Start of Exercise text

Lewis Carroll was a poor sleeper and did a lot of thinking in bed. The notes he made in the dark often turned out to be illegible the next day, but he didn’t want to go to the trouble of lighting a lamp in order to scribble a few lines.
So in 1891 he invented the nyctograph, a card containing a grid of cells that could guide his writing in the dark, using a peculiar alphabet he invented for the purpose:
“I tried rows of square holes,” he wrote, “each to hold one letter (quarter of an inch square I found a very convenient size), but the letters were still apt to be illegible. Then I said to myself, ‘Why not invent a square alphabet, using only dots at the corners, and lines along the sides?’ I soon found that, to make the writing easy to read, it was necessary to know where each square began. This I secured by the rule that every square-letter should contain a large black dot in the N.W. corner. … [I] succeeded in getting 23 of [the square letters] to have a distinct resemblance to the letters they were to represent.”

End of Exercise text
Start of Input data

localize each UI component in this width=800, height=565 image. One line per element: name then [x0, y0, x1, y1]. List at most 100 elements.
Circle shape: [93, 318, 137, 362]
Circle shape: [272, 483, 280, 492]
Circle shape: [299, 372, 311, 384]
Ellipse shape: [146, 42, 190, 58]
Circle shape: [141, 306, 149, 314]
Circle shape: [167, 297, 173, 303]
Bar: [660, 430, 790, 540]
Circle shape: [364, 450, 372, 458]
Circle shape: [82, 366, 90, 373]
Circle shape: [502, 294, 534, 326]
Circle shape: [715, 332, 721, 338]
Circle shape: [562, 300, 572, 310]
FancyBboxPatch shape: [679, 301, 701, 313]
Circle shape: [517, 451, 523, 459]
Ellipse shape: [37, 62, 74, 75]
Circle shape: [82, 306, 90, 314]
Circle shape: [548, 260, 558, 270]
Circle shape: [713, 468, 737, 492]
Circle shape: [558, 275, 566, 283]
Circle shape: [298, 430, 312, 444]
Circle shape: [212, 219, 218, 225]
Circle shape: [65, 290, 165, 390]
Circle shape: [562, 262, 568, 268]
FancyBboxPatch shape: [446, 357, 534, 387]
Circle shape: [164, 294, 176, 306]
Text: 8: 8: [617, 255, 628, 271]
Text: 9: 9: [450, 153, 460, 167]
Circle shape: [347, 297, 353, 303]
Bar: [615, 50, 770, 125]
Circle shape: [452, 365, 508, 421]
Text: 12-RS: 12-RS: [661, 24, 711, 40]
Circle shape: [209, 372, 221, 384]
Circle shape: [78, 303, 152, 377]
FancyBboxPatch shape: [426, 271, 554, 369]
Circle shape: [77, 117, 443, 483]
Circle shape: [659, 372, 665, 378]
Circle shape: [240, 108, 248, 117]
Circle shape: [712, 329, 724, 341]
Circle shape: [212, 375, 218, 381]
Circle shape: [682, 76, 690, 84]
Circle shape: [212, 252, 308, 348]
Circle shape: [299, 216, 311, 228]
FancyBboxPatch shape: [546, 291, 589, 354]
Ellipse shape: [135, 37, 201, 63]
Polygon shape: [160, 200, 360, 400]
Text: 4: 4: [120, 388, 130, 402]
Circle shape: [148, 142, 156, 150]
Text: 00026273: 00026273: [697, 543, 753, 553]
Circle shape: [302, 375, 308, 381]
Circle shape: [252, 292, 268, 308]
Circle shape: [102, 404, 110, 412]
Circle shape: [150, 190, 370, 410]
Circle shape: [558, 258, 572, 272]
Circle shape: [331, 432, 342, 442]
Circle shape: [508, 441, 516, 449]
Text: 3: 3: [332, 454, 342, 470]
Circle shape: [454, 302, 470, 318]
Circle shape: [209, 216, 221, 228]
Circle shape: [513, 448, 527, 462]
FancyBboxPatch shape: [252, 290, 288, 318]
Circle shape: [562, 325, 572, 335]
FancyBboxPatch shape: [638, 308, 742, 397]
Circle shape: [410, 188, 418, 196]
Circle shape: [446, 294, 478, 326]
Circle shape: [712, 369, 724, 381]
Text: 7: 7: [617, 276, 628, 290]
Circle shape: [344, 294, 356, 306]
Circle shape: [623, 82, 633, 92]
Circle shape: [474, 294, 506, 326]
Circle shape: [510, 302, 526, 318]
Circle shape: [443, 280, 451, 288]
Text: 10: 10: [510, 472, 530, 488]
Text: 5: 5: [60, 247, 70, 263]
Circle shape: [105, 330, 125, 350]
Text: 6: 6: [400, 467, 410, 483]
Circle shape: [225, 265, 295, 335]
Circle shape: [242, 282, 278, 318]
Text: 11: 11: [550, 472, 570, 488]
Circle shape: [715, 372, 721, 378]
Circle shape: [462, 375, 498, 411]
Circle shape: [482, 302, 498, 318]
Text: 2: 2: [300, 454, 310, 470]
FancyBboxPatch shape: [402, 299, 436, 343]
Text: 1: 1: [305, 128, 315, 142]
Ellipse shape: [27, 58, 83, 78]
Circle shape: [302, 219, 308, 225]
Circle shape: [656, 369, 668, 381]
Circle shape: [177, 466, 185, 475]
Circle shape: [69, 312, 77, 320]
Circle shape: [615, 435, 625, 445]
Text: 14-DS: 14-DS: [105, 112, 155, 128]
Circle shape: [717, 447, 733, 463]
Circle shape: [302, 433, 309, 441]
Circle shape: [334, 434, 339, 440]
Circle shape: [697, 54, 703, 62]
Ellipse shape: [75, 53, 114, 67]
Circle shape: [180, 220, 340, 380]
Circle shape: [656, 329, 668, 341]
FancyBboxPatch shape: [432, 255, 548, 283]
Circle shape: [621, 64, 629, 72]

End of Input data

:: Problems to solve ::
A - According to the nyctograph passage, in what year did Lewis Carroll invent the nyctograph?
B - List every kind of mark that the nyctograph passage says the square letters were made with.
C - For each statement, say whether it agrees with the nyctograph passage, and quote the words that decide it: (i) Carroll found a quarter of an inch square a convenient size for each hole. (ii) Carroll lit a lamp so he could write his notes at night. (iii) With the rows of square holes alone, Carroll's letters became easy to read.

:: Answer set ::
A - 1891

B - Dots at the corners; lines along the sides; a large black dot in the N.W. corner.

C -
(i) Yes: "quarter of an inch square I found a very convenient size"
(ii) No: "he didn’t want to go to the trouble of lighting a lamp in order to scribble a few lines"
(iii) No: "but the letters were still apt to be illegible"